Problem to solve: Copy nothing before the line that contains "Type out the text in this image."; from there, transcribe each line exactly through the end of the material, omitting pictures.

Data in this exercise:

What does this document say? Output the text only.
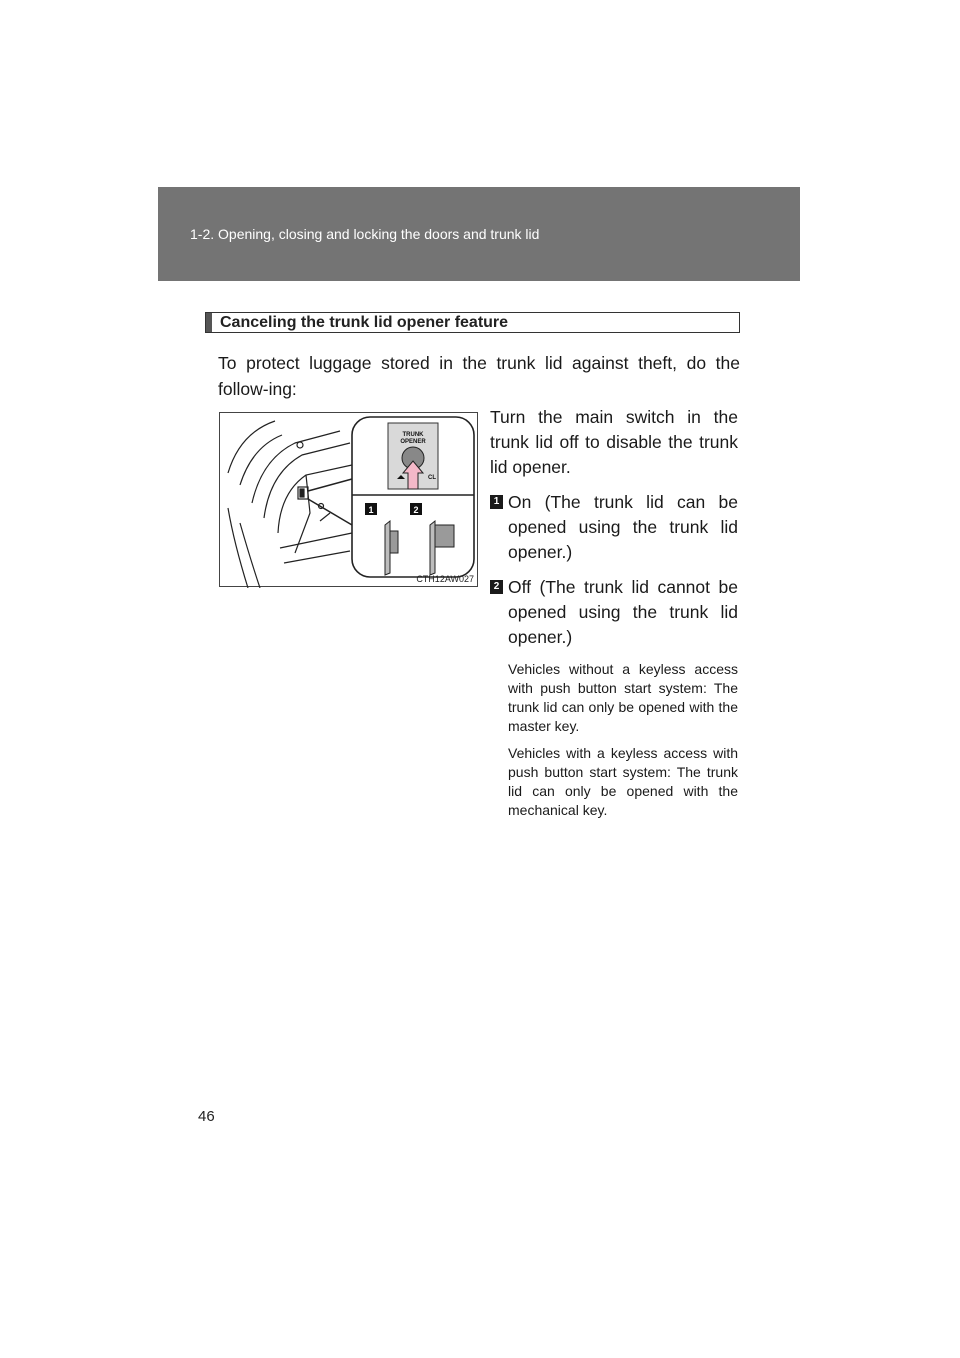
1-2. Opening, closing and locking the doors and trunk lid
Canceling the trunk lid opener feature
To protect luggage stored in the trunk lid against theft, do the follow-ing:
TRUNK
OPENER
CL
1	2
CTH12AW027
Turn the main switch in the trunk lid off to disable the trunk lid opener.
1 On (The trunk lid can be opened using the trunk lid opener.)
2 Off (The trunk lid cannot be opened using the trunk lid opener.)
Vehicles without a keyless access with push button start system: The trunk lid can only be opened with the master key.
Vehicles with a keyless access with push button start system: The trunk lid can only be opened with the mechanical key.
46
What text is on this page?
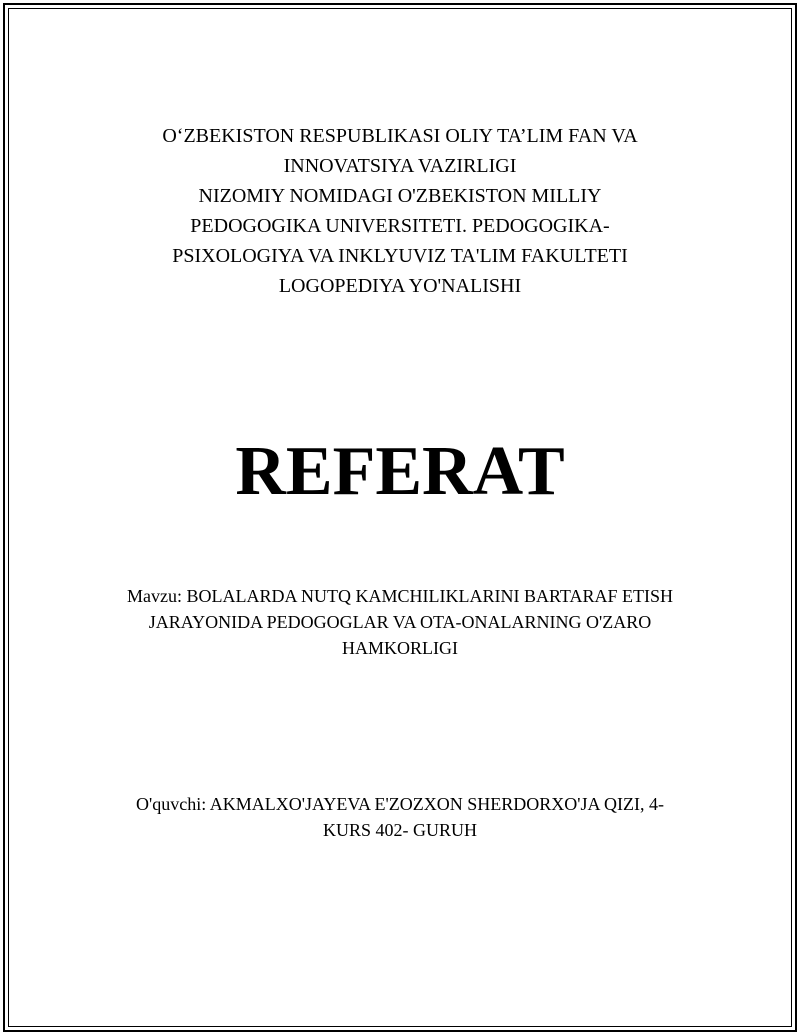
O‘ZBEKISTON RESPUBLIKASI OLIY TA’LIM FAN VA
INNOVATSIYA VAZIRLIGI
NIZOMIY NOMIDAGI O'ZBEKISTON MILLIY
PEDOGOGIKA UNIVERSITETI. PEDOGOGIKA-
PSIXOLOGIYA VA INKLYUVIZ TA'LIM FAKULTETI
LOGOPEDIYA YO'NALISHI
REFERAT
Mavzu: BOLALARDA NUTQ KAMCHILIKLARINI BARTARAF ETISH
JARAYONIDA PEDOGOGLAR VA OTA-ONALARNING O'ZARO
HAMKORLIGI
O'quvchi: AKMALXO'JAYEVA E'ZOZXON SHERDORXO'JA QIZI, 4-
KURS 402- GURUH
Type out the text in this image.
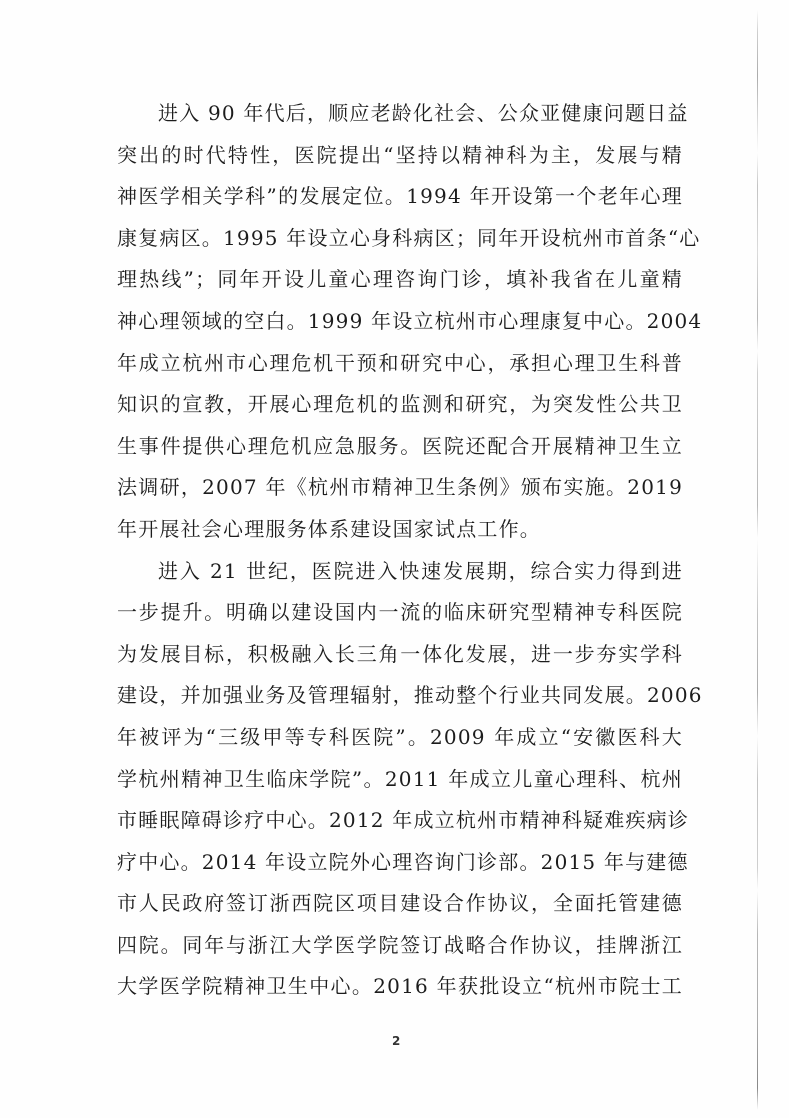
进入 90 年代后，顺应老龄化社会、公众亚健康问题日益
突出的时代特性，医院提出“坚持以精神科为主，发展与精
神医学相关学科”的发展定位。1994 年开设第一个老年心理
康复病区。1995 年设立心身科病区；同年开设杭州市首条“心
理热线”；同年开设儿童心理咨询门诊，填补我省在儿童精
神心理领域的空白。1999 年设立杭州市心理康复中心。2004
年成立杭州市心理危机干预和研究中心，承担心理卫生科普
知识的宣教，开展心理危机的监测和研究，为突发性公共卫
生事件提供心理危机应急服务。医院还配合开展精神卫生立
法调研，2007 年《杭州市精神卫生条例》颁布实施。2019
年开展社会心理服务体系建设国家试点工作。
进入 21 世纪，医院进入快速发展期，综合实力得到进
一步提升。明确以建设国内一流的临床研究型精神专科医院
为发展目标，积极融入长三角一体化发展，进一步夯实学科
建设，并加强业务及管理辐射，推动整个行业共同发展。2006
年被评为“三级甲等专科医院”。2009 年成立“安徽医科大
学杭州精神卫生临床学院”。2011 年成立儿童心理科、杭州
市睡眠障碍诊疗中心。2012 年成立杭州市精神科疑难疾病诊
疗中心。2014 年设立院外心理咨询门诊部。2015 年与建德
市人民政府签订浙西院区项目建设合作协议，全面托管建德
四院。同年与浙江大学医学院签订战略合作协议，挂牌浙江
大学医学院精神卫生中心。2016 年获批设立“杭州市院士工
2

Result for this task:
Type out the text in this image.
进入 90 年代后，顺应老龄化社会、公众亚健康问题日益
突出的时代特性，医院提出“坚持以精神科为主，发展与精
神医学相关学科”的发展定位。1994 年开设第一个老年心理
康复病区。1995 年设立心身科病区；同年开设杭州市首条“心
理热线”；同年开设儿童心理咨询门诊，填补我省在儿童精
神心理领域的空白。1999 年设立杭州市心理康复中心。2004
年成立杭州市心理危机干预和研究中心，承担心理卫生科普
知识的宣教，开展心理危机的监测和研究，为突发性公共卫
生事件提供心理危机应急服务。医院还配合开展精神卫生立
法调研，2007 年《杭州市精神卫生条例》颁布实施。2019
年开展社会心理服务体系建设国家试点工作。
进入 21 世纪，医院进入快速发展期，综合实力得到进
一步提升。明确以建设国内一流的临床研究型精神专科医院
为发展目标，积极融入长三角一体化发展，进一步夯实学科
建设，并加强业务及管理辐射，推动整个行业共同发展。2006
年被评为“三级甲等专科医院”。2009 年成立“安徽医科大
学杭州精神卫生临床学院”。2011 年成立儿童心理科、杭州
市睡眠障碍诊疗中心。2012 年成立杭州市精神科疑难疾病诊
疗中心。2014 年设立院外心理咨询门诊部。2015 年与建德
市人民政府签订浙西院区项目建设合作协议，全面托管建德
四院。同年与浙江大学医学院签订战略合作协议，挂牌浙江
大学医学院精神卫生中心。2016 年获批设立“杭州市院士工
2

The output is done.